Structured figure records:
** Start **

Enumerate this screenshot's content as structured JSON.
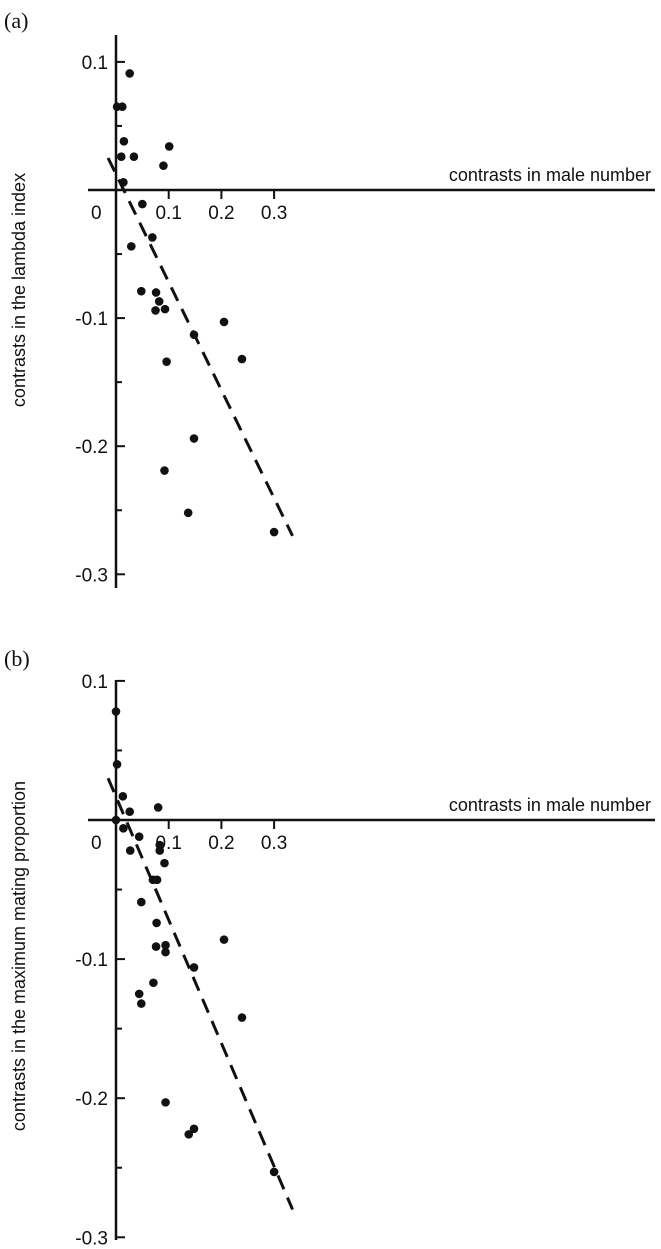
{
  "chart_data": [
    {
      "type": "scatter",
      "panel_label": "(a)",
      "xlabel": "contrasts in male number",
      "ylabel": "contrasts in the lambda index",
      "x_ticks": [
        0.1,
        0.2,
        0.3
      ],
      "x_tick_labels": [
        "0.1",
        "0.2",
        "0.3"
      ],
      "y_ticks": [
        0.1,
        -0.1,
        -0.2,
        -0.3
      ],
      "y_tick_labels": [
        "0.1",
        "-0.1",
        "-0.2",
        "-0.3"
      ],
      "origin_label": "0",
      "xlim": [
        -0.015,
        0.34
      ],
      "ylim": [
        -0.3,
        0.15
      ],
      "trendline": {
        "style": "dashed",
        "x": [
          -0.015,
          0.335
        ],
        "y": [
          0.025,
          -0.27
        ]
      },
      "points": [
        {
          "x": 0.002,
          "y": 0.065
        },
        {
          "x": 0.012,
          "y": 0.065
        },
        {
          "x": 0.026,
          "y": 0.091
        },
        {
          "x": 0.01,
          "y": 0.026
        },
        {
          "x": 0.015,
          "y": 0.038
        },
        {
          "x": 0.014,
          "y": 0.006
        },
        {
          "x": 0.034,
          "y": 0.026
        },
        {
          "x": 0.09,
          "y": 0.019
        },
        {
          "x": 0.101,
          "y": 0.034
        },
        {
          "x": 0.05,
          "y": -0.011
        },
        {
          "x": 0.029,
          "y": -0.044
        },
        {
          "x": 0.069,
          "y": -0.037
        },
        {
          "x": 0.048,
          "y": -0.079
        },
        {
          "x": 0.076,
          "y": -0.08
        },
        {
          "x": 0.082,
          "y": -0.087
        },
        {
          "x": 0.075,
          "y": -0.094
        },
        {
          "x": 0.093,
          "y": -0.093
        },
        {
          "x": 0.096,
          "y": -0.134
        },
        {
          "x": 0.148,
          "y": -0.113
        },
        {
          "x": 0.205,
          "y": -0.103
        },
        {
          "x": 0.239,
          "y": -0.132
        },
        {
          "x": 0.148,
          "y": -0.194
        },
        {
          "x": 0.092,
          "y": -0.219
        },
        {
          "x": 0.137,
          "y": -0.252
        },
        {
          "x": 0.3,
          "y": -0.267
        }
      ]
    },
    {
      "type": "scatter",
      "panel_label": "(b)",
      "xlabel": "contrasts in male number",
      "ylabel": "contrasts in the maximum mating proportion",
      "x_ticks": [
        0.1,
        0.2,
        0.3
      ],
      "x_tick_labels": [
        "0.1",
        "0.2",
        "0.3"
      ],
      "y_ticks": [
        0.1,
        -0.1,
        -0.2,
        -0.3
      ],
      "y_tick_labels": [
        "0.1",
        "-0.1",
        "-0.2",
        "-0.3"
      ],
      "origin_label": "0",
      "xlim": [
        -0.015,
        0.34
      ],
      "ylim": [
        -0.3,
        0.1
      ],
      "trendline": {
        "style": "dashed",
        "x": [
          -0.015,
          0.335
        ],
        "y": [
          0.03,
          -0.28
        ]
      },
      "points": [
        {
          "x": 0.0,
          "y": 0.078
        },
        {
          "x": 0.002,
          "y": 0.04
        },
        {
          "x": 0.013,
          "y": 0.017
        },
        {
          "x": 0.026,
          "y": 0.006
        },
        {
          "x": 0.0,
          "y": 0.0
        },
        {
          "x": 0.014,
          "y": -0.006
        },
        {
          "x": 0.027,
          "y": -0.022
        },
        {
          "x": 0.044,
          "y": -0.012
        },
        {
          "x": 0.08,
          "y": 0.009
        },
        {
          "x": 0.083,
          "y": -0.018
        },
        {
          "x": 0.083,
          "y": -0.022
        },
        {
          "x": 0.092,
          "y": -0.031
        },
        {
          "x": 0.07,
          "y": -0.043
        },
        {
          "x": 0.078,
          "y": -0.043
        },
        {
          "x": 0.048,
          "y": -0.059
        },
        {
          "x": 0.077,
          "y": -0.074
        },
        {
          "x": 0.076,
          "y": -0.091
        },
        {
          "x": 0.094,
          "y": -0.09
        },
        {
          "x": 0.094,
          "y": -0.095
        },
        {
          "x": 0.071,
          "y": -0.117
        },
        {
          "x": 0.044,
          "y": -0.125
        },
        {
          "x": 0.048,
          "y": -0.132
        },
        {
          "x": 0.148,
          "y": -0.106
        },
        {
          "x": 0.205,
          "y": -0.086
        },
        {
          "x": 0.239,
          "y": -0.142
        },
        {
          "x": 0.094,
          "y": -0.203
        },
        {
          "x": 0.138,
          "y": -0.226
        },
        {
          "x": 0.148,
          "y": -0.222
        },
        {
          "x": 0.3,
          "y": -0.253
        }
      ]
    }
  ]
}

** End **

• EXERCISE OBJECTIVE:
Reproduce the whole listing exactly, but not the images in it.

• SOLUTION TO THE PROBLEM:
Enumerate this screenshot's content as structured JSON.
{
  "chart_data": [
    {
      "type": "scatter",
      "panel_label": "(a)",
      "xlabel": "contrasts in male number",
      "ylabel": "contrasts in the lambda index",
      "x_ticks": [
        0.1,
        0.2,
        0.3
      ],
      "x_tick_labels": [
        "0.1",
        "0.2",
        "0.3"
      ],
      "y_ticks": [
        0.1,
        -0.1,
        -0.2,
        -0.3
      ],
      "y_tick_labels": [
        "0.1",
        "-0.1",
        "-0.2",
        "-0.3"
      ],
      "origin_label": "0",
      "xlim": [
        -0.015,
        0.34
      ],
      "ylim": [
        -0.3,
        0.15
      ],
      "trendline": {
        "style": "dashed",
        "x": [
          -0.015,
          0.335
        ],
        "y": [
          0.025,
          -0.27
        ]
      },
      "points": [
        {
          "x": 0.002,
          "y": 0.065
        },
        {
          "x": 0.012,
          "y": 0.065
        },
        {
          "x": 0.026,
          "y": 0.091
        },
        {
          "x": 0.01,
          "y": 0.026
        },
        {
          "x": 0.015,
          "y": 0.038
        },
        {
          "x": 0.014,
          "y": 0.006
        },
        {
          "x": 0.034,
          "y": 0.026
        },
        {
          "x": 0.09,
          "y": 0.019
        },
        {
          "x": 0.101,
          "y": 0.034
        },
        {
          "x": 0.05,
          "y": -0.011
        },
        {
          "x": 0.029,
          "y": -0.044
        },
        {
          "x": 0.069,
          "y": -0.037
        },
        {
          "x": 0.048,
          "y": -0.079
        },
        {
          "x": 0.076,
          "y": -0.08
        },
        {
          "x": 0.082,
          "y": -0.087
        },
        {
          "x": 0.075,
          "y": -0.094
        },
        {
          "x": 0.093,
          "y": -0.093
        },
        {
          "x": 0.096,
          "y": -0.134
        },
        {
          "x": 0.148,
          "y": -0.113
        },
        {
          "x": 0.205,
          "y": -0.103
        },
        {
          "x": 0.239,
          "y": -0.132
        },
        {
          "x": 0.148,
          "y": -0.194
        },
        {
          "x": 0.092,
          "y": -0.219
        },
        {
          "x": 0.137,
          "y": -0.252
        },
        {
          "x": 0.3,
          "y": -0.267
        }
      ]
    },
    {
      "type": "scatter",
      "panel_label": "(b)",
      "xlabel": "contrasts in male number",
      "ylabel": "contrasts in the maximum mating proportion",
      "x_ticks": [
        0.1,
        0.2,
        0.3
      ],
      "x_tick_labels": [
        "0.1",
        "0.2",
        "0.3"
      ],
      "y_ticks": [
        0.1,
        -0.1,
        -0.2,
        -0.3
      ],
      "y_tick_labels": [
        "0.1",
        "-0.1",
        "-0.2",
        "-0.3"
      ],
      "origin_label": "0",
      "xlim": [
        -0.015,
        0.34
      ],
      "ylim": [
        -0.3,
        0.1
      ],
      "trendline": {
        "style": "dashed",
        "x": [
          -0.015,
          0.335
        ],
        "y": [
          0.03,
          -0.28
        ]
      },
      "points": [
        {
          "x": 0.0,
          "y": 0.078
        },
        {
          "x": 0.002,
          "y": 0.04
        },
        {
          "x": 0.013,
          "y": 0.017
        },
        {
          "x": 0.026,
          "y": 0.006
        },
        {
          "x": 0.0,
          "y": 0.0
        },
        {
          "x": 0.014,
          "y": -0.006
        },
        {
          "x": 0.027,
          "y": -0.022
        },
        {
          "x": 0.044,
          "y": -0.012
        },
        {
          "x": 0.08,
          "y": 0.009
        },
        {
          "x": 0.083,
          "y": -0.018
        },
        {
          "x": 0.083,
          "y": -0.022
        },
        {
          "x": 0.092,
          "y": -0.031
        },
        {
          "x": 0.07,
          "y": -0.043
        },
        {
          "x": 0.078,
          "y": -0.043
        },
        {
          "x": 0.048,
          "y": -0.059
        },
        {
          "x": 0.077,
          "y": -0.074
        },
        {
          "x": 0.076,
          "y": -0.091
        },
        {
          "x": 0.094,
          "y": -0.09
        },
        {
          "x": 0.094,
          "y": -0.095
        },
        {
          "x": 0.071,
          "y": -0.117
        },
        {
          "x": 0.044,
          "y": -0.125
        },
        {
          "x": 0.048,
          "y": -0.132
        },
        {
          "x": 0.148,
          "y": -0.106
        },
        {
          "x": 0.205,
          "y": -0.086
        },
        {
          "x": 0.239,
          "y": -0.142
        },
        {
          "x": 0.094,
          "y": -0.203
        },
        {
          "x": 0.138,
          "y": -0.226
        },
        {
          "x": 0.148,
          "y": -0.222
        },
        {
          "x": 0.3,
          "y": -0.253
        }
      ]
    }
  ]
}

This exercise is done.